Task to complete
Extract each line containing the string "JSON".
--- Begin Available records ---
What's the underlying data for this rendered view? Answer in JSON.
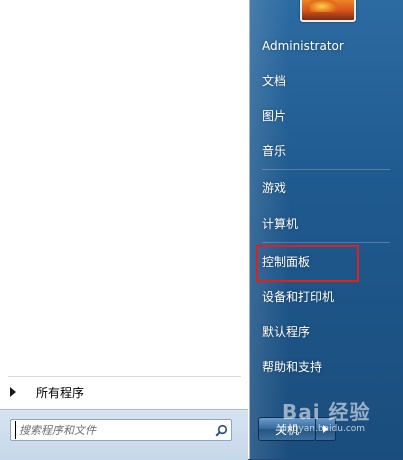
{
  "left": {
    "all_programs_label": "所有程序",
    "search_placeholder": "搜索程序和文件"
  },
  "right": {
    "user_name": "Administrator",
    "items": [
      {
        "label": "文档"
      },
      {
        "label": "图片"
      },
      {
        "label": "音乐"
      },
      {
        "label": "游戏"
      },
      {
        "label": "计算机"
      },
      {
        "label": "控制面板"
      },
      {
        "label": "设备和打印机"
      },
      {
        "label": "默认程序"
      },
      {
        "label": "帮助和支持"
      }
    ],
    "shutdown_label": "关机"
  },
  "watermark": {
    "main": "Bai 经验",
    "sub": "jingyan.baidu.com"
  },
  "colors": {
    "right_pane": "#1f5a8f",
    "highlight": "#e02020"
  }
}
--- End Available records ---
--- Begin Available records ---
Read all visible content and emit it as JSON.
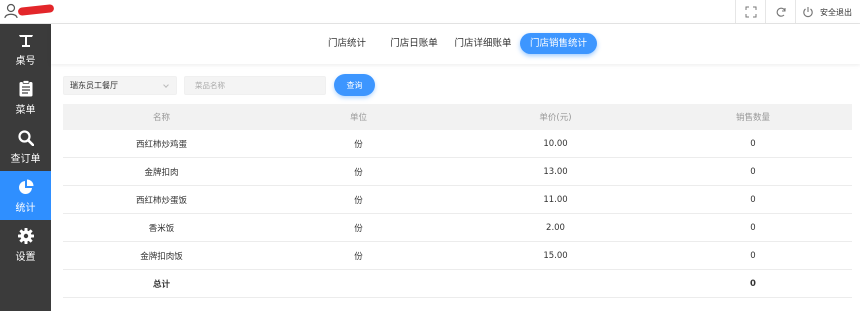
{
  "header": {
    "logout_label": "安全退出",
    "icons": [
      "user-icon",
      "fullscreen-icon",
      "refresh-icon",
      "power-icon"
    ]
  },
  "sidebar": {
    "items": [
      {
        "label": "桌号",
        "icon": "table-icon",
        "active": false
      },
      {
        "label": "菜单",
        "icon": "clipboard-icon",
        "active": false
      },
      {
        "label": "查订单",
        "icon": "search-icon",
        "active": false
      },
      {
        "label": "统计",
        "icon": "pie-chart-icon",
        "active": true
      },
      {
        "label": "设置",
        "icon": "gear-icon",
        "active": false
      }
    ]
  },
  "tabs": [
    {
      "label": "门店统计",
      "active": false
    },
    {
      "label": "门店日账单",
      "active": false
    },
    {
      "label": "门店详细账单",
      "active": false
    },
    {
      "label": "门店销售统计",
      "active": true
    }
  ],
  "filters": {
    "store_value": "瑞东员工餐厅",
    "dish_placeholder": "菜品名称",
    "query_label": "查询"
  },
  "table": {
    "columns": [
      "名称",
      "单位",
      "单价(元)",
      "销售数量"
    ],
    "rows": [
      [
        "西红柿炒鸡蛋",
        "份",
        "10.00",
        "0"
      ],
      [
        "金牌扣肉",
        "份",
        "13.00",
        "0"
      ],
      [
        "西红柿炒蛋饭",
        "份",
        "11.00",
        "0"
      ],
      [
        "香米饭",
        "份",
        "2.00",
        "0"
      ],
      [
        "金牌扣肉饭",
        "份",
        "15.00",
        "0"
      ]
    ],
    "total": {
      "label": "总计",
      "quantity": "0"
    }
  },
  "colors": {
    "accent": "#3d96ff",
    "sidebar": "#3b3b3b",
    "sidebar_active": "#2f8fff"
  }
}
--- End Available records ---
Solution to the exercise
What's the underlying data for this rendered view? Answer in JSON.
Read all visible content and emit it as JSON.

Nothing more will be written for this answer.